_DIRECTION_.
Count the lines in the entries below that contain the string "segment", treating uppercase and lowercase as distinct, and give only the number.

_INPUT RECORDS_.

◆ ◆ ◆ ◆

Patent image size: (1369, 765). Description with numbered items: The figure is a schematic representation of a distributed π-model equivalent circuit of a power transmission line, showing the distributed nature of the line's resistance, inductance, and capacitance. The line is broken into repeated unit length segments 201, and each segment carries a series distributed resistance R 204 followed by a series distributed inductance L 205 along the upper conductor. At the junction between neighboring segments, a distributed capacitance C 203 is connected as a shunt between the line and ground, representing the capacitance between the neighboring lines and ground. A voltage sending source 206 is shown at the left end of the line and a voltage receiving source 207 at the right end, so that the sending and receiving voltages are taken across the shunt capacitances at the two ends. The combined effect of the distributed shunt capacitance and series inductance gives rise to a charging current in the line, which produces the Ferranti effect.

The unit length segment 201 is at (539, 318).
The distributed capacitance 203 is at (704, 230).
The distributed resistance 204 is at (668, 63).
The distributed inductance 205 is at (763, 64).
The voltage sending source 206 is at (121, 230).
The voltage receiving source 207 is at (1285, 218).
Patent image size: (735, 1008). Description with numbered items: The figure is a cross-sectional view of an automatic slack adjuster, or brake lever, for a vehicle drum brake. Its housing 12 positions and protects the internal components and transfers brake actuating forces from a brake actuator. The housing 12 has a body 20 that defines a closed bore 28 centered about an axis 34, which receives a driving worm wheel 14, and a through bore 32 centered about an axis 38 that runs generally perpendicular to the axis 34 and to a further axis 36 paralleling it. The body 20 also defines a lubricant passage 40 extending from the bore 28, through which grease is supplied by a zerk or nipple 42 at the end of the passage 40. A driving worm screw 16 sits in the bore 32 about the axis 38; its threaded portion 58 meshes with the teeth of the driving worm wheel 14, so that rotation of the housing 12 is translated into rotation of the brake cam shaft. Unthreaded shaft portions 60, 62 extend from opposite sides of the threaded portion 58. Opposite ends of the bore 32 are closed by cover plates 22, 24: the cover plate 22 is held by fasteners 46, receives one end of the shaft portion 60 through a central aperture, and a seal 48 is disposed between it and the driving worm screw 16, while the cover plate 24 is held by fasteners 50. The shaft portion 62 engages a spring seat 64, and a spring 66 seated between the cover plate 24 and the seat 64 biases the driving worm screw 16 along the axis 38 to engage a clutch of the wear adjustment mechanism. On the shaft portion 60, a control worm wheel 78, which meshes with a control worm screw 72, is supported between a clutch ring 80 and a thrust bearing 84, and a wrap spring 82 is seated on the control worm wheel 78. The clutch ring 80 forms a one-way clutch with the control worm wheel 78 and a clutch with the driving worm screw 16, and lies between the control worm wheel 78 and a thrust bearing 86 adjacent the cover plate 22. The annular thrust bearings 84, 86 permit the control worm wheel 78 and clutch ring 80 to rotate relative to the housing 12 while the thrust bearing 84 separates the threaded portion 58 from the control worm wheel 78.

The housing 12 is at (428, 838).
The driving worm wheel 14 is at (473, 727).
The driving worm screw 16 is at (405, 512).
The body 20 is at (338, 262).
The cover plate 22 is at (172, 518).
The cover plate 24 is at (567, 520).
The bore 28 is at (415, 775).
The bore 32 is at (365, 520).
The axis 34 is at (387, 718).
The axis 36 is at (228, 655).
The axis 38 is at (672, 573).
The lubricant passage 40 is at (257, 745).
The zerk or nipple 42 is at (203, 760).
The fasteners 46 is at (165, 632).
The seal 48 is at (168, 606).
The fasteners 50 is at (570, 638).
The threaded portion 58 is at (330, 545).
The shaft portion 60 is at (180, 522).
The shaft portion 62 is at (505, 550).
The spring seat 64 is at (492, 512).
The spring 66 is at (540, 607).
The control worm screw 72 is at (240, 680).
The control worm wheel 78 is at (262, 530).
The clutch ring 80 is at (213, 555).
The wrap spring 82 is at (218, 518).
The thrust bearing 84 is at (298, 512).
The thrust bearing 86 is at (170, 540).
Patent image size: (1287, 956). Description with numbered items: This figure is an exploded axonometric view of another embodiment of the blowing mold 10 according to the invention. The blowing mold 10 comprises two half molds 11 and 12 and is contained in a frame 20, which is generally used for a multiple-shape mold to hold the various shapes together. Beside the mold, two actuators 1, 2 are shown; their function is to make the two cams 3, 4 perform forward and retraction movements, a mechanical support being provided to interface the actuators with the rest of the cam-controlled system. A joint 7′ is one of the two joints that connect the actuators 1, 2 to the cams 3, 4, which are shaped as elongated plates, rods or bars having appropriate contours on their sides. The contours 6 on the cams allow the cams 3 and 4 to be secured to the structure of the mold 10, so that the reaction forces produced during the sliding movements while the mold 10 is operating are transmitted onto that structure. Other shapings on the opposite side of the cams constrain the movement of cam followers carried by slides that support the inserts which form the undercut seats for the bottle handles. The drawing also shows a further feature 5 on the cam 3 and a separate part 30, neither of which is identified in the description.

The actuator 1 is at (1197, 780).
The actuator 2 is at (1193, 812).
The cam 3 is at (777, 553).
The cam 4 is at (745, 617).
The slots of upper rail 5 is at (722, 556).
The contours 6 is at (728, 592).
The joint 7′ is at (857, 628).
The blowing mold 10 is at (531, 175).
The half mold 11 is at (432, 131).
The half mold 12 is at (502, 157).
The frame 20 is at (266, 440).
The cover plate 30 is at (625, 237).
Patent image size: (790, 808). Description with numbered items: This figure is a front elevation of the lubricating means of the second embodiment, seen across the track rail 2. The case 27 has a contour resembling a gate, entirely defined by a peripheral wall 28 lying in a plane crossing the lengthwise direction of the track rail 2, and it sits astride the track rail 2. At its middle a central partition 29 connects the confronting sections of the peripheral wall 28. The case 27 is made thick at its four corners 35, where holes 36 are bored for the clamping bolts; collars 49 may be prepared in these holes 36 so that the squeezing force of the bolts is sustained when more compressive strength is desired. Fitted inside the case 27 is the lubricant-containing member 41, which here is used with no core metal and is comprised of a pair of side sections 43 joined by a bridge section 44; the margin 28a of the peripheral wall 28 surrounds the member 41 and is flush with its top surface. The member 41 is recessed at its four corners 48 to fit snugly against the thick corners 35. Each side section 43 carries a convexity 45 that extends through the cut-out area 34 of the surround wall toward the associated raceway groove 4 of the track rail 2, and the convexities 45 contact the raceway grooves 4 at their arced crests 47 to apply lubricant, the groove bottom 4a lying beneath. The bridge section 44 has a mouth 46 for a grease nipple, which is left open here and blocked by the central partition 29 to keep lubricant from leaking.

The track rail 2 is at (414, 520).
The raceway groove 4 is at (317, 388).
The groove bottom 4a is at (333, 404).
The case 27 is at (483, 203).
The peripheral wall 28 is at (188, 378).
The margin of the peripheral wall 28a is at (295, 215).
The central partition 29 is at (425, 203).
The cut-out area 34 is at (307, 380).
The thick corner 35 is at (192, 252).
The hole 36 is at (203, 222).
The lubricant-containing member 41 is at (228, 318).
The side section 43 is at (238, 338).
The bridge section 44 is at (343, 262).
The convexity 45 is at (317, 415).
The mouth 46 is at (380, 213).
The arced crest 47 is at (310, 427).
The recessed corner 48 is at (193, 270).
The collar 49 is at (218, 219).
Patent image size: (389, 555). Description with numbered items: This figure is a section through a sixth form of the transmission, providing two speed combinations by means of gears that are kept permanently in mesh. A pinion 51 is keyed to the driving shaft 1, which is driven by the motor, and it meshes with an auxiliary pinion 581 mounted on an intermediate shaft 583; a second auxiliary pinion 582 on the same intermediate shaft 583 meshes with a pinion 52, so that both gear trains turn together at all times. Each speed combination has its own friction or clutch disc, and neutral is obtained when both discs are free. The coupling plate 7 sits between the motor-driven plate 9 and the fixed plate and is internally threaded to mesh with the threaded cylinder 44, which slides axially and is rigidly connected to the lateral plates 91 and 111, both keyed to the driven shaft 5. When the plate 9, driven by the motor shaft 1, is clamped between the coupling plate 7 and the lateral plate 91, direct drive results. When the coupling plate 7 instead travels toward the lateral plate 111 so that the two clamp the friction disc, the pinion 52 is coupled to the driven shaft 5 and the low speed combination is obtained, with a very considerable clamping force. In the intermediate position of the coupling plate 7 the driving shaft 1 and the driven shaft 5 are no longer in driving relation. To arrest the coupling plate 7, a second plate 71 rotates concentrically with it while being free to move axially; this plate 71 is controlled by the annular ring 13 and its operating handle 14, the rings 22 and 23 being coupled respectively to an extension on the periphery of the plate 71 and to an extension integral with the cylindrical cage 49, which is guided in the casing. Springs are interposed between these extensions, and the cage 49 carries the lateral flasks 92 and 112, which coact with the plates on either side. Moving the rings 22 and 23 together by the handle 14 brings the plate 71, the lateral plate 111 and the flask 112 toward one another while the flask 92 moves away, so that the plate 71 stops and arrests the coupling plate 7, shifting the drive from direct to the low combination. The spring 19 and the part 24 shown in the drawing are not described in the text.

◆ ◆ ◆ ◆

_WRITTEN ANSWER_.
2